• **Your task**
State the number of lines in these records holding "associate". Say nothing more.

• **Records**
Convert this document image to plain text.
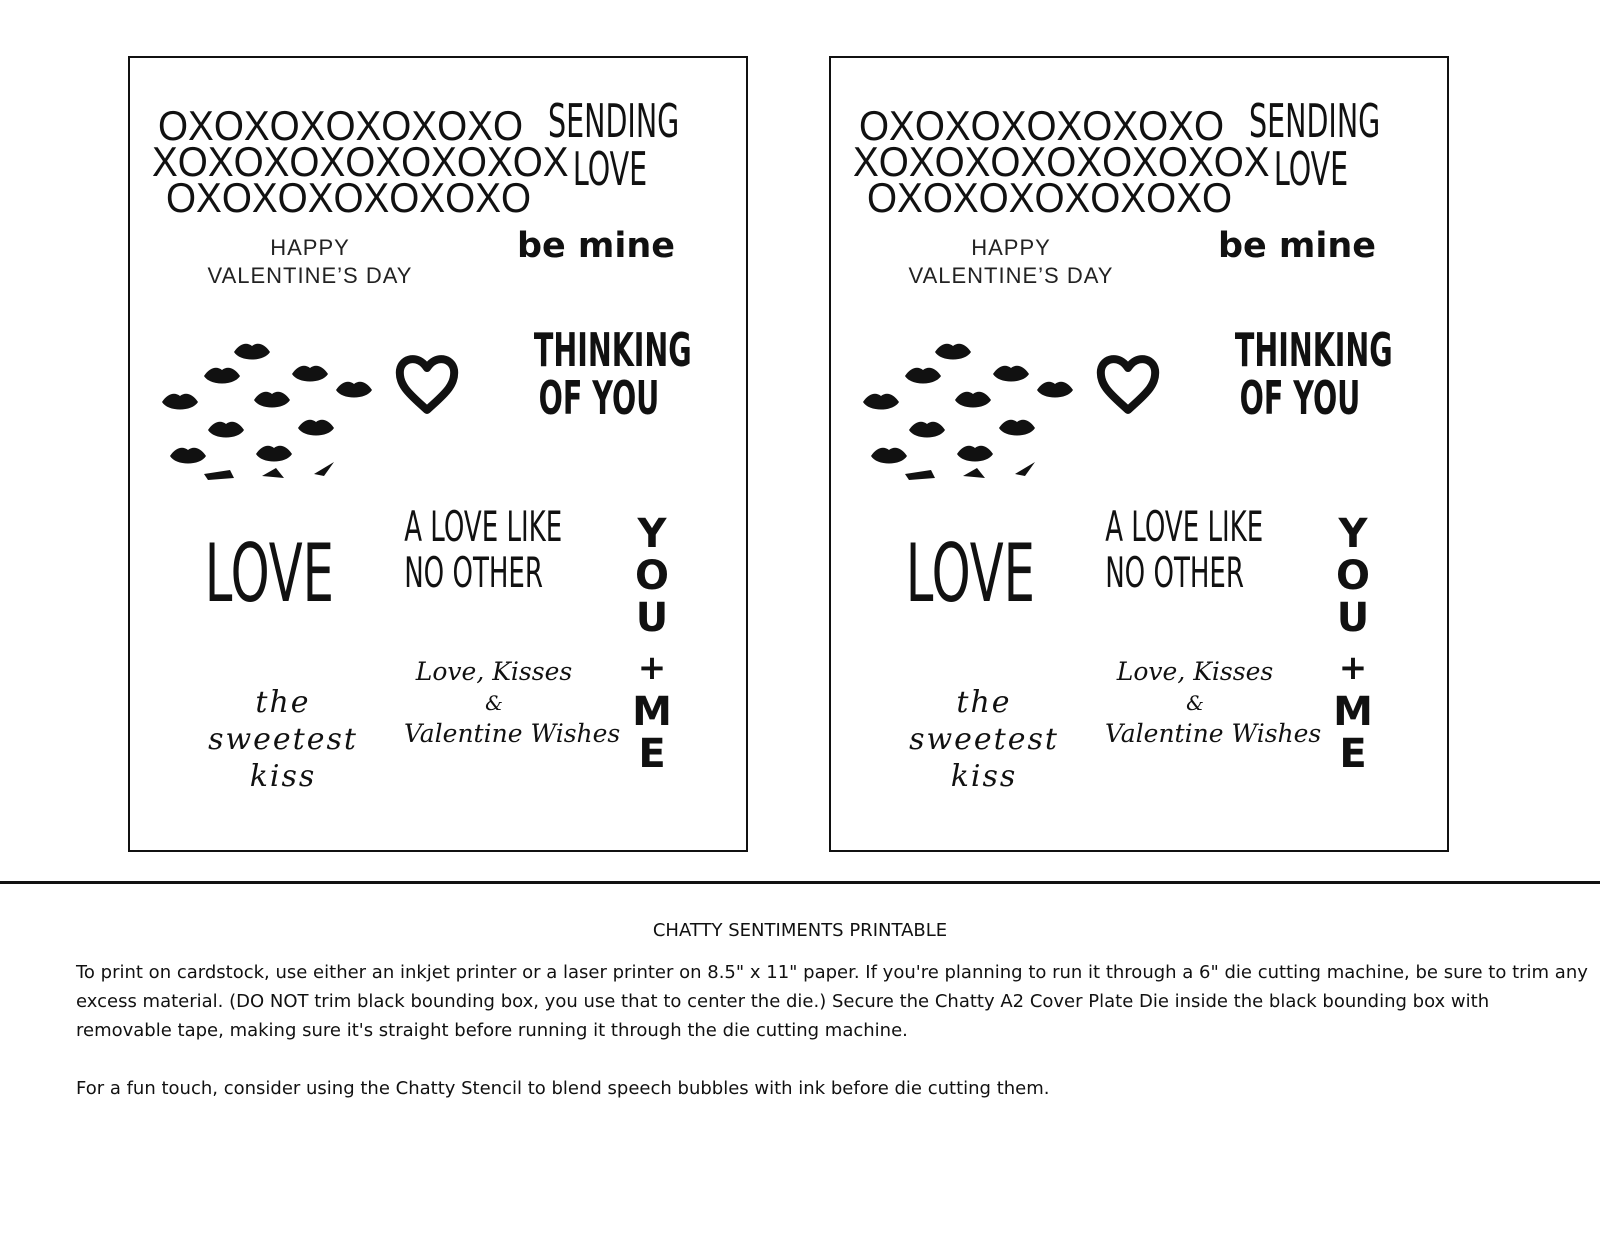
OXOXOXOXOXOXO
XOXOXOXOXOXOXOX
OXOXOXOXOXOXO
SENDING
LOVE
HAPPY
VALENTINE’S DAY
be mine
THINKING
OF YOU
LOVE
A LOVE LIKE
NO OTHER
Y
O
U
+
M
E
the
sweetest
kiss
Love, Kisses
&
Valentine Wishes
OXOXOXOXOXOXO
XOXOXOXOXOXOXOX
OXOXOXOXOXOXO
SENDING
LOVE
HAPPY
VALENTINE’S DAY
be mine
THINKING
OF YOU
LOVE
A LOVE LIKE
NO OTHER
Y
O
U
+
M
E
the
sweetest
kiss
Love, Kisses
&
Valentine Wishes
CHATTY SENTIMENTS PRINTABLE

To print on cardstock, use either an inkjet printer or a laser printer on 8.5" x 11" paper. If you're planning to run it through a 6" die cutting machine, be sure to trim any excess material. (DO NOT trim black bounding box, you use that to center the die.) Secure the Chatty A2 Cover Plate Die inside the black bounding box with removable tape, making sure it's straight before running it through the die cutting machine.

For a fun touch, consider using the Chatty Stencil to blend speech bubbles with ink before die cutting them.
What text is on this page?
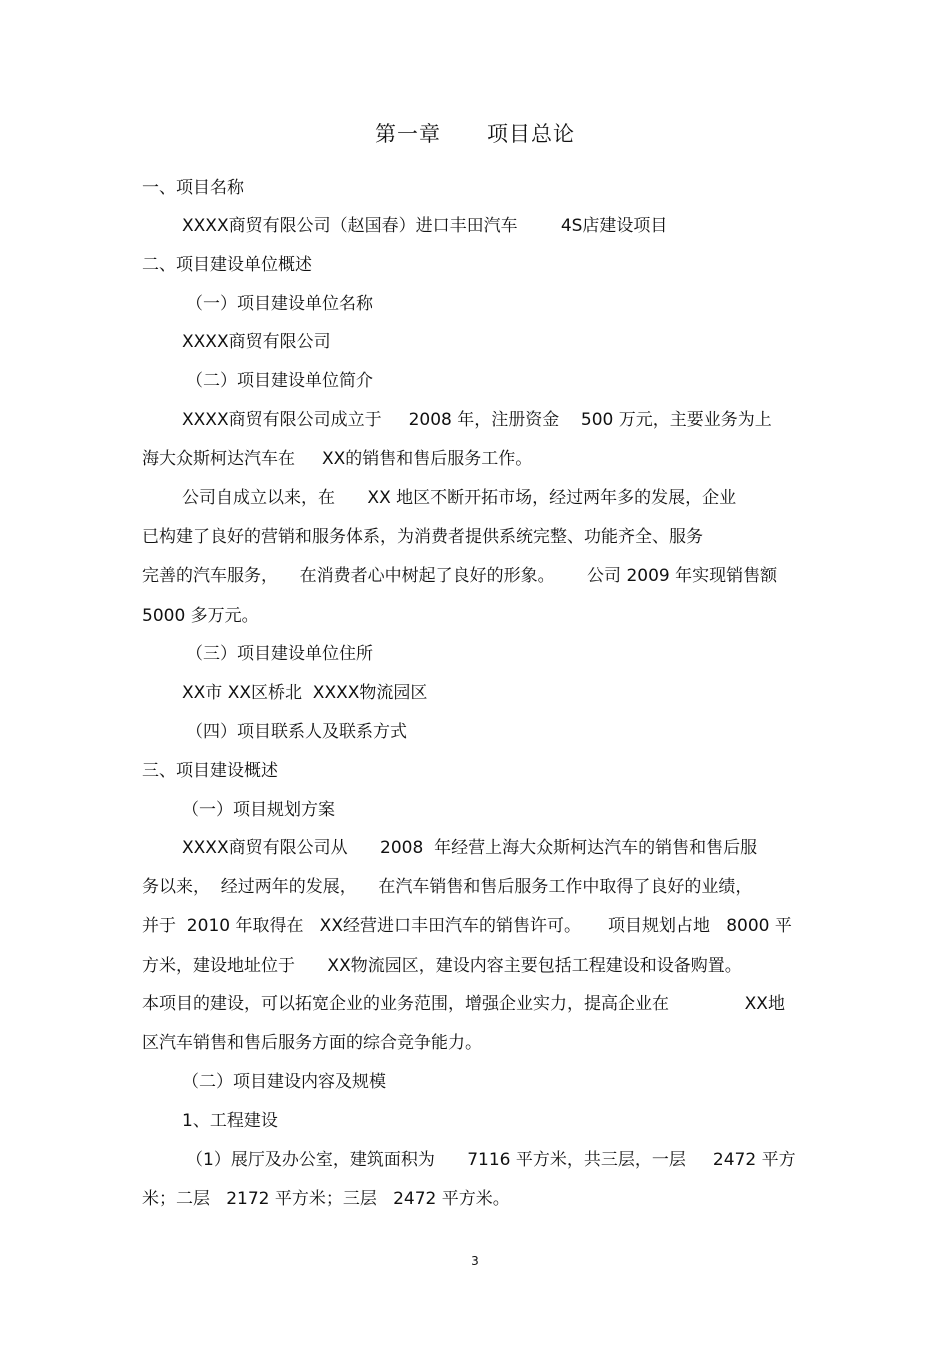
第一章      项目总论
一、项目名称
XXXX商贸有限公司（赵国春）进口丰田汽车        4S店建设项目
二、项目建设单位概述
（一）项目建设单位名称
XXXX商贸有限公司
（二）项目建设单位简介
XXXX商贸有限公司成立于     2008 年，注册资金    500 万元，主要业务为上
海大众斯柯达汽车在     XX的销售和售后服务工作。
公司自成立以来，在      XX 地区不断开拓市场，经过两年多的发展，企业
已构建了良好的营销和服务体系，为消费者提供系统完整、功能齐全、服务
完善的汽车服务，    在消费者心中树起了良好的形象。      公司 2009 年实现销售额
5000 多万元。
（三）项目建设单位住所
XX市 XX区桥北  XXXX物流园区
（四）项目联系人及联系方式
三、项目建设概述
（一）项目规划方案
XXXX商贸有限公司从      2008  年经营上海大众斯柯达汽车的销售和售后服
务以来，  经过两年的发展，    在汽车销售和售后服务工作中取得了良好的业绩，
并于  2010 年取得在   XX经营进口丰田汽车的销售许可。     项目规划占地   8000 平
方米，建设地址位于      XX物流园区，建设内容主要包括工程建设和设备购置。
本项目的建设，可以拓宽企业的业务范围，增强企业实力，提高企业在              XX地
区汽车销售和售后服务方面的综合竞争能力。
（二）项目建设内容及规模
1、工程建设
（1）展厅及办公室，建筑面积为      7116 平方米，共三层，一层     2472 平方
米；二层   2172 平方米；三层   2472 平方米。
3
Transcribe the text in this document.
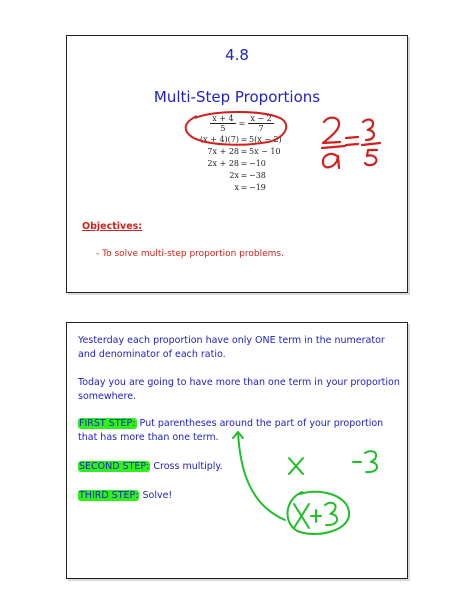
4.8
Multi-Step Proportions
$\frac{x + 4}{5} = \frac{x - 2}{7}$
(x + 4)(7) = 5(x − 2)
7x + 28 = 5x − 10
2x + 28 = −10
2x = −38
x = −19
Objectives:
- To solve multi-step proportion problems.
Yesterday each proportion have only ONE term in the numerator and denominator of each ratio.
Today you are going to have more than one term in your proportion somewhere.
FIRST STEP: Put parentheses around the part of your proportion that has more than one term.
SECOND STEP: Cross multiply.
THIRD STEP: Solve!
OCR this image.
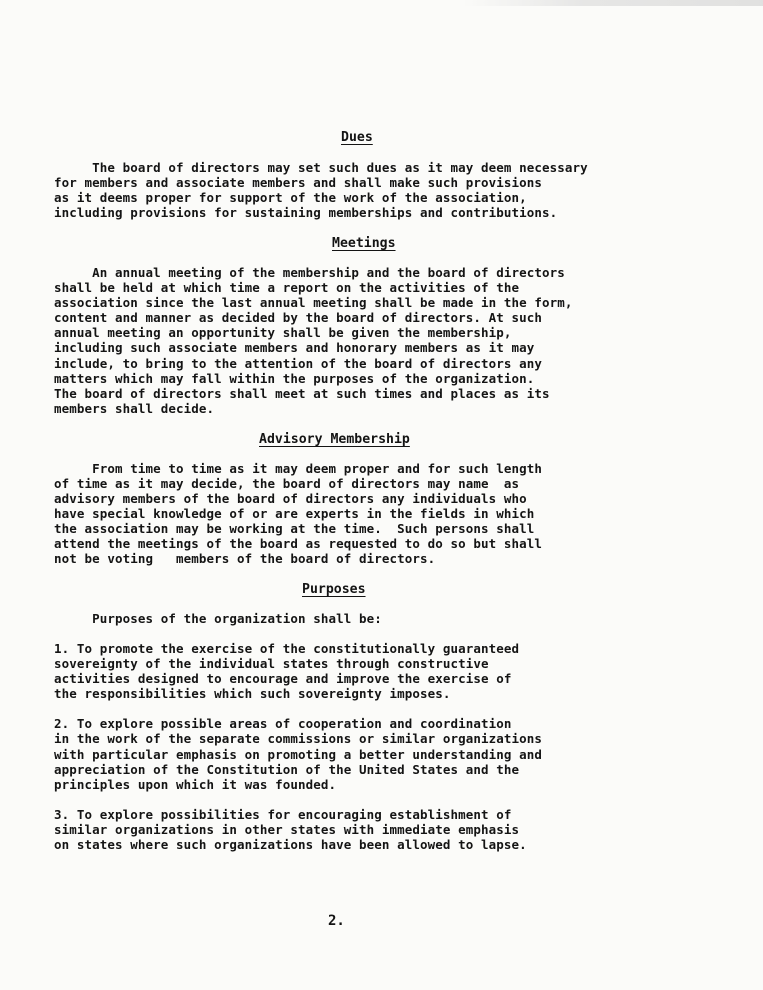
Dues
The board of directors may set such dues as it may deem necessary
for members and associate members and shall make such provisions
as it deems proper for support of the work of the association,
including provisions for sustaining memberships and contributions.
Meetings
An annual meeting of the membership and the board of directors
shall be held at which time a report on the activities of the
association since the last annual meeting shall be made in the form,
content and manner as decided by the board of directors. At such
annual meeting an opportunity shall be given the membership,
including such associate members and honorary members as it may
include, to bring to the attention of the board of directors any
matters which may fall within the purposes of the organization.
The board of directors shall meet at such times and places as its
members shall decide.
Advisory Membership
From time to time as it may deem proper and for such length
of time as it may decide, the board of directors may name  as
advisory members of the board of directors any individuals who
have special knowledge of or are experts in the fields in which
the association may be working at the time.  Such persons shall
attend the meetings of the board as requested to do so but shall
not be voting   members of the board of directors.
Purposes
Purposes of the organization shall be:
1. To promote the exercise of the constitutionally guaranteed
sovereignty of the individual states through constructive
activities designed to encourage and improve the exercise of
the responsibilities which such sovereignty imposes.
2. To explore possible areas of cooperation and coordination
in the work of the separate commissions or similar organizations
with particular emphasis on promoting a better understanding and
appreciation of the Constitution of the United States and the
principles upon which it was founded.
3. To explore possibilities for encouraging establishment of
similar organizations in other states with immediate emphasis
on states where such organizations have been allowed to lapse.
2.
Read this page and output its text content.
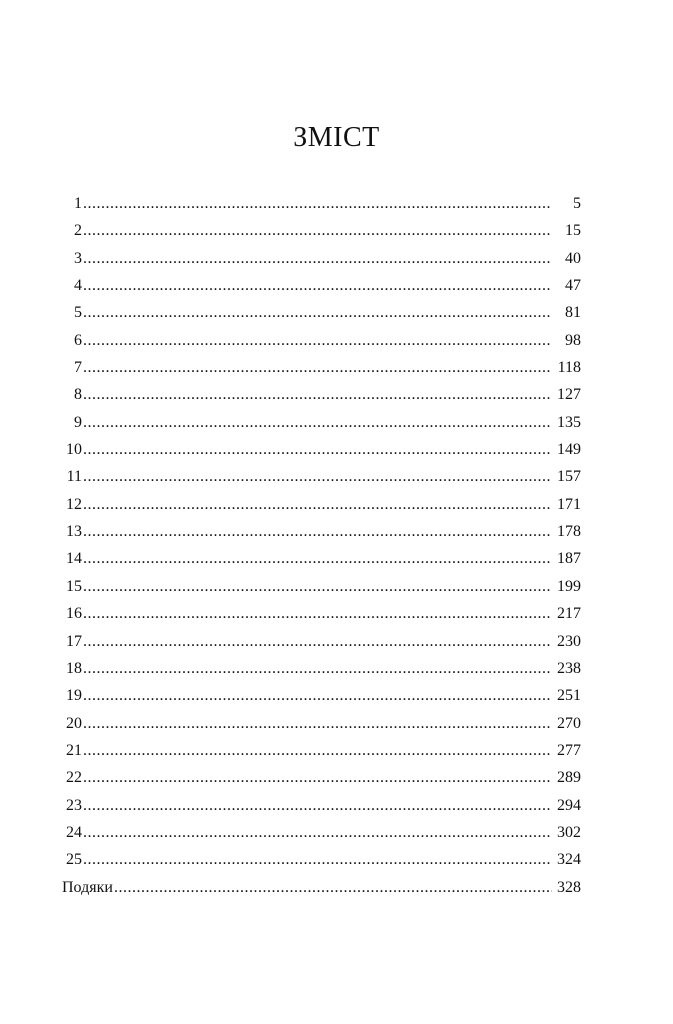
ЗМІСТ
1 .....	5
2 .....	15
3 .....	40
4 .....	47
5 .....	81
6 .....	98
7 .....	118
8 .....	127
9 .....	135
10 .....	149
11 .....	157
12 .....	171
13 .....	178
14 .....	187
15 .....	199
16 .....	217
17 .....	230
18 .....	238
19 .....	251
20 .....	270
21 .....	277
22 .....	289
23 .....	294
24 .....	302
25 .....	324
Подяки .....	328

• **Full answer**
2